***** Data records *****

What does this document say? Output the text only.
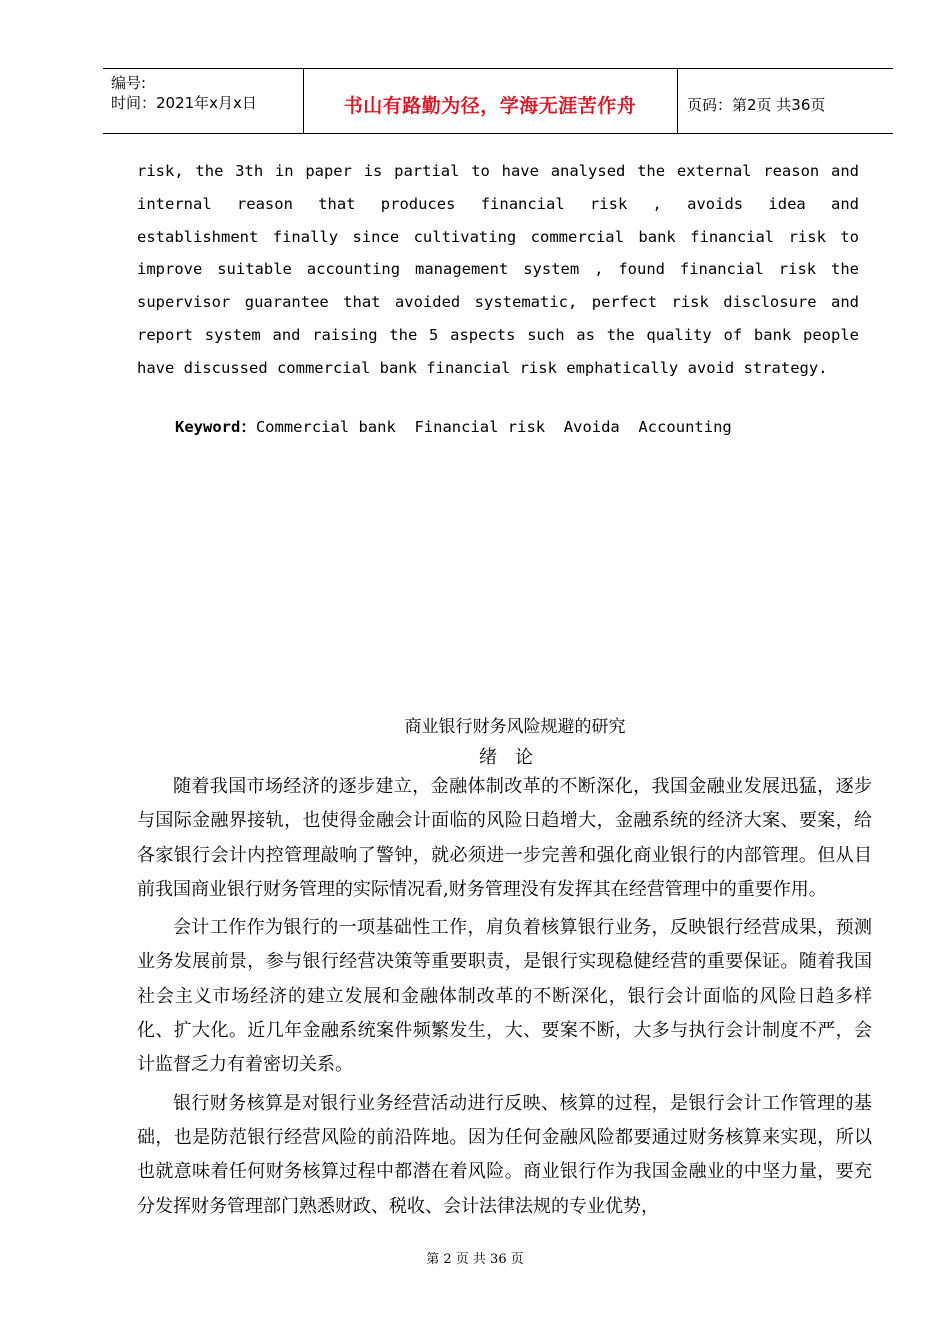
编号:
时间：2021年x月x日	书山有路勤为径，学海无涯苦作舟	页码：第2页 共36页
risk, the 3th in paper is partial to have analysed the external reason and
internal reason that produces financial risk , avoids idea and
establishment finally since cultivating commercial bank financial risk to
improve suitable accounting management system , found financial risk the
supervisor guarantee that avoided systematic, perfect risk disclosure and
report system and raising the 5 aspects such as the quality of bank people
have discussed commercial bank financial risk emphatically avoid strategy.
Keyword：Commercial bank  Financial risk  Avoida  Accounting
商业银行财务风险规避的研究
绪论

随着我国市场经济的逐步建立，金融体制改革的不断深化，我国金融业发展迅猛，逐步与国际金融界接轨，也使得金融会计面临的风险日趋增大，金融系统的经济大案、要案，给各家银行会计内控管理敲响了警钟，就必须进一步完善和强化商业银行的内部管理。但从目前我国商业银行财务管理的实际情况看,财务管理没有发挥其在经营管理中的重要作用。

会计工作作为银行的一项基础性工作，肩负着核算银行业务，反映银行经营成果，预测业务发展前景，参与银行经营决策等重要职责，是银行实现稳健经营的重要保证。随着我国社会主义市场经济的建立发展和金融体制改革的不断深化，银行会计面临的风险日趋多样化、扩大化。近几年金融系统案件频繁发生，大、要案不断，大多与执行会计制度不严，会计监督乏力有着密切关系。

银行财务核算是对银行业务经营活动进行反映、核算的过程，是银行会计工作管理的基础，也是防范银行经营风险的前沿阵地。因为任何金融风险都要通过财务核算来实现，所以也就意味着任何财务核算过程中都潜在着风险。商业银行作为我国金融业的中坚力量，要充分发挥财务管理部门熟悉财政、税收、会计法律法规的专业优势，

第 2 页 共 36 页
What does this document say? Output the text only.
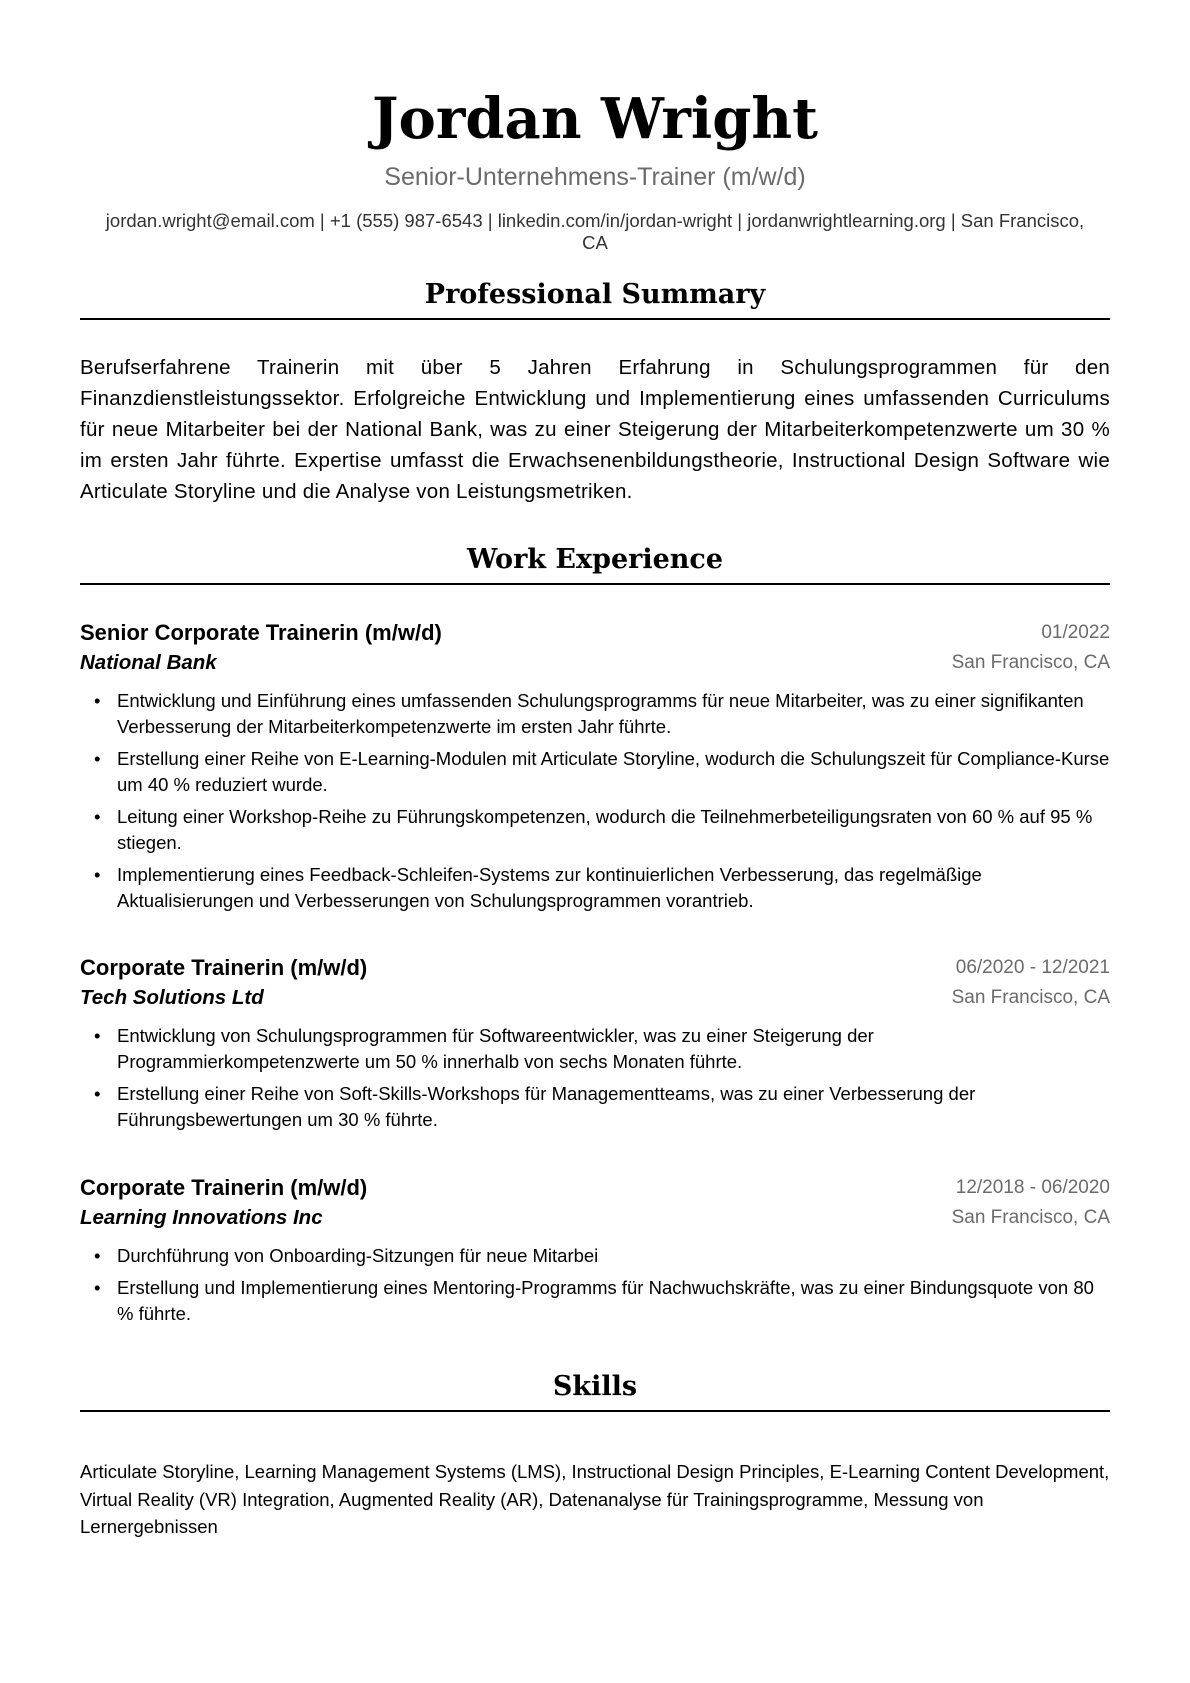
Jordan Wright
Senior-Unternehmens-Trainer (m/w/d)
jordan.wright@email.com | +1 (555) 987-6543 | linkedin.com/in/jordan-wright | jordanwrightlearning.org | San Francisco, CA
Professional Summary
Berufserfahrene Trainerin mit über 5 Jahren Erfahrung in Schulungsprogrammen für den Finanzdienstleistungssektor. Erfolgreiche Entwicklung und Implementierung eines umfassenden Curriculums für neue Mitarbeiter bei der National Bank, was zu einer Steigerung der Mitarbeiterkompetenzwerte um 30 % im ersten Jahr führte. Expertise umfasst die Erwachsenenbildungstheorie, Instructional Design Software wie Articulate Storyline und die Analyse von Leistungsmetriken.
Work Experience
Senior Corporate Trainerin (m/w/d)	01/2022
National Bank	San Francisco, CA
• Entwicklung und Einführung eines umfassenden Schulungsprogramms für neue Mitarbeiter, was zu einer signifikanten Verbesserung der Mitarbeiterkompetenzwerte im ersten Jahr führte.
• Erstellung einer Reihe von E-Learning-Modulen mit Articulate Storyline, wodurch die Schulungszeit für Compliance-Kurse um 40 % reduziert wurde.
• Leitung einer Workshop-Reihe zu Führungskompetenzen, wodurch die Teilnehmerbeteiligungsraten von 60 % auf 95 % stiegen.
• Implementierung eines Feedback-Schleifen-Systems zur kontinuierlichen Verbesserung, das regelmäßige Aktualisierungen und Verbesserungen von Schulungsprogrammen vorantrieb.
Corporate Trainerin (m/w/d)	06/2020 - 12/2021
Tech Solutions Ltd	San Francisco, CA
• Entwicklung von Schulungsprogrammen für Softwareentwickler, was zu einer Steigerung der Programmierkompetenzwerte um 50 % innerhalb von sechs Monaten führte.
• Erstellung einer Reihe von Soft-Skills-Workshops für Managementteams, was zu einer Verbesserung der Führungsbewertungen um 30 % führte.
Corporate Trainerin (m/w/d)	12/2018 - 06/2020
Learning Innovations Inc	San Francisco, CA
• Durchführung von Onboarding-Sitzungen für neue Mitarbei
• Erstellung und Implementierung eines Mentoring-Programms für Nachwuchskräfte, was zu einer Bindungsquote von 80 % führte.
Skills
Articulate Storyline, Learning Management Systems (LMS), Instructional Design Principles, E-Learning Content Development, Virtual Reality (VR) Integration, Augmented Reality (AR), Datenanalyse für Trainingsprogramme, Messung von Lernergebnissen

*****

_Task to complete_
Reproduce each line of the records exactly, and omit every picture.

_Reply to the task_
What does this document say? Output the text only.
编号:
时间：2021年x月x日	书山有路勤为径，学海无涯苦作舟	页码：第2页 共36页
risk, the 3th in paper is partial to have analysed the external reason and
internal reason that produces financial risk , avoids idea and
establishment finally since cultivating commercial bank financial risk to
improve suitable accounting management system , found financial risk the
supervisor guarantee that avoided systematic, perfect risk disclosure and
report system and raising the 5 aspects such as the quality of bank people
have discussed commercial bank financial risk emphatically avoid strategy.
Keyword：Commercial bank  Financial risk  Avoida  Accounting
商业银行财务风险规避的研究
绪论

随着我国市场经济的逐步建立，金融体制改革的不断深化，我国金融业发展迅猛，逐步与国际金融界接轨，也使得金融会计面临的风险日趋增大，金融系统的经济大案、要案，给各家银行会计内控管理敲响了警钟，就必须进一步完善和强化商业银行的内部管理。但从目前我国商业银行财务管理的实际情况看,财务管理没有发挥其在经营管理中的重要作用。

会计工作作为银行的一项基础性工作，肩负着核算银行业务，反映银行经营成果，预测业务发展前景，参与银行经营决策等重要职责，是银行实现稳健经营的重要保证。随着我国社会主义市场经济的建立发展和金融体制改革的不断深化，银行会计面临的风险日趋多样化、扩大化。近几年金融系统案件频繁发生，大、要案不断，大多与执行会计制度不严，会计监督乏力有着密切关系。

银行财务核算是对银行业务经营活动进行反映、核算的过程，是银行会计工作管理的基础，也是防范银行经营风险的前沿阵地。因为任何金融风险都要通过财务核算来实现，所以也就意味着任何财务核算过程中都潜在着风险。商业银行作为我国金融业的中坚力量，要充分发挥财务管理部门熟悉财政、税收、会计法律法规的专业优势，

第 2 页 共 36 页
What does this document say? Output the text only.
Jordan Wright
Senior-Unternehmens-Trainer (m/w/d)
jordan.wright@email.com | +1 (555) 987-6543 | linkedin.com/in/jordan-wright | jordanwrightlearning.org | San Francisco, CA
Professional Summary
Berufserfahrene Trainerin mit über 5 Jahren Erfahrung in Schulungsprogrammen für den Finanzdienstleistungssektor. Erfolgreiche Entwicklung und Implementierung eines umfassenden Curriculums für neue Mitarbeiter bei der National Bank, was zu einer Steigerung der Mitarbeiterkompetenzwerte um 30 % im ersten Jahr führte. Expertise umfasst die Erwachsenenbildungstheorie, Instructional Design Software wie Articulate Storyline und die Analyse von Leistungsmetriken.
Work Experience
Senior Corporate Trainerin (m/w/d)	01/2022
National Bank	San Francisco, CA
• Entwicklung und Einführung eines umfassenden Schulungsprogramms für neue Mitarbeiter, was zu einer signifikanten Verbesserung der Mitarbeiterkompetenzwerte im ersten Jahr führte.
• Erstellung einer Reihe von E-Learning-Modulen mit Articulate Storyline, wodurch die Schulungszeit für Compliance-Kurse um 40 % reduziert wurde.
• Leitung einer Workshop-Reihe zu Führungskompetenzen, wodurch die Teilnehmerbeteiligungsraten von 60 % auf 95 % stiegen.
• Implementierung eines Feedback-Schleifen-Systems zur kontinuierlichen Verbesserung, das regelmäßige Aktualisierungen und Verbesserungen von Schulungsprogrammen vorantrieb.
Corporate Trainerin (m/w/d)	06/2020 - 12/2021
Tech Solutions Ltd	San Francisco, CA
• Entwicklung von Schulungsprogrammen für Softwareentwickler, was zu einer Steigerung der Programmierkompetenzwerte um 50 % innerhalb von sechs Monaten führte.
• Erstellung einer Reihe von Soft-Skills-Workshops für Managementteams, was zu einer Verbesserung der Führungsbewertungen um 30 % führte.
Corporate Trainerin (m/w/d)	12/2018 - 06/2020
Learning Innovations Inc	San Francisco, CA
• Durchführung von Onboarding-Sitzungen für neue Mitarbei
• Erstellung und Implementierung eines Mentoring-Programms für Nachwuchskräfte, was zu einer Bindungsquote von 80 % führte.
Skills
Articulate Storyline, Learning Management Systems (LMS), Instructional Design Principles, E-Learning Content Development, Virtual Reality (VR) Integration, Augmented Reality (AR), Datenanalyse für Trainingsprogramme, Messung von Lernergebnissen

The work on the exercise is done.